─── DATASET RECORDS

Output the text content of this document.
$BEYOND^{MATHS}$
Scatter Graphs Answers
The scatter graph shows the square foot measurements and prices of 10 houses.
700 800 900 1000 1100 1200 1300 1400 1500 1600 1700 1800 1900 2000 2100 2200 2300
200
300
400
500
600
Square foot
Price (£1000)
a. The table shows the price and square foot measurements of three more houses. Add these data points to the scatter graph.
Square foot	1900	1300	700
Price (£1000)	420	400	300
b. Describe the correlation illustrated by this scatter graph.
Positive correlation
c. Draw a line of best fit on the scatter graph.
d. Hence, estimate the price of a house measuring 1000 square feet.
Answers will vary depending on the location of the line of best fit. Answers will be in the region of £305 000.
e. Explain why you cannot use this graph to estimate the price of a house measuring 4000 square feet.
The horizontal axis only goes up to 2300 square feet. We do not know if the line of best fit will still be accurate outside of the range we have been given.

──────

* AIM OF THE EXERCISE: Quote all the records exactly, please, leaving none out.

* RESPONSE TO THIS EXERCISE:
Output the text content of this document.
$BEYOND^{MATHS}$
Scatter Graphs Answers
The scatter graph shows the square foot measurements and prices of 10 houses.
700 800 900 1000 1100 1200 1300 1400 1500 1600 1700 1800 1900 2000 2100 2200 2300
200
300
400
500
600
Square foot
Price (£1000)
a. The table shows the price and square foot measurements of three more houses. Add these data points to the scatter graph.
Square foot	1900	1300	700
Price (£1000)	420	400	300
b. Describe the correlation illustrated by this scatter graph.
Positive correlation
c. Draw a line of best fit on the scatter graph.
d. Hence, estimate the price of a house measuring 1000 square feet.
Answers will vary depending on the location of the line of best fit. Answers will be in the region of £305 000.
e. Explain why you cannot use this graph to estimate the price of a house measuring 4000 square feet.
The horizontal axis only goes up to 2300 square feet. We do not know if the line of best fit will still be accurate outside of the range we have been given.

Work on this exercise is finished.